Pick out each line of the records in which the word "marker" appears.

* START *

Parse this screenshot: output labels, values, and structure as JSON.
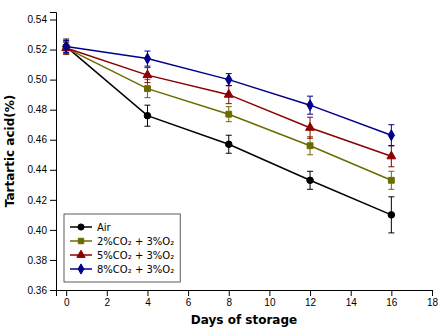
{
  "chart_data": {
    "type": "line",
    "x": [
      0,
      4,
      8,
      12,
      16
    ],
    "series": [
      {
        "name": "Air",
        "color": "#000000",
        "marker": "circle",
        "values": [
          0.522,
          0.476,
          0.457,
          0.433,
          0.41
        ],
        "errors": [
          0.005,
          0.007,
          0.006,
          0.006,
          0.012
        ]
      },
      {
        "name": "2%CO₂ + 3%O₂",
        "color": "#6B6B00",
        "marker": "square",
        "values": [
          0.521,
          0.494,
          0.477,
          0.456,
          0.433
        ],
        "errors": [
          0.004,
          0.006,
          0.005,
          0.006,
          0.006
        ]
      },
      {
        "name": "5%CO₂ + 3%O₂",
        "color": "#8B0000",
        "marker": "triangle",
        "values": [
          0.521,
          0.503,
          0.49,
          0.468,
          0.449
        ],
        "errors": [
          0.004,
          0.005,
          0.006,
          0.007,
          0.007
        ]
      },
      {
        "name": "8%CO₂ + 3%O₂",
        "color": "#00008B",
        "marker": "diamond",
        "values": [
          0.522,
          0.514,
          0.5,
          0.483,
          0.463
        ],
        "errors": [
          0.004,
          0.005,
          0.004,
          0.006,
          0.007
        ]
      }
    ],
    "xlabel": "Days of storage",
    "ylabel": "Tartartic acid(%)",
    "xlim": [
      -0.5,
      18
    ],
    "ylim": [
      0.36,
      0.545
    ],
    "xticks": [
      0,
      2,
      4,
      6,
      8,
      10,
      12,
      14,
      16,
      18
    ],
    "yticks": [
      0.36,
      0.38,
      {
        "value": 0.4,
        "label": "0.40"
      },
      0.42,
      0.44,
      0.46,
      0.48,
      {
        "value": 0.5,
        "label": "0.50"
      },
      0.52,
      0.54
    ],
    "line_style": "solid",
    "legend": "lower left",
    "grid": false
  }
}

* END *

◆ **Answer to this exercise**
        "marker": "circle",
        "marker": "square",
        "marker": "triangle",
        "marker": "diamond",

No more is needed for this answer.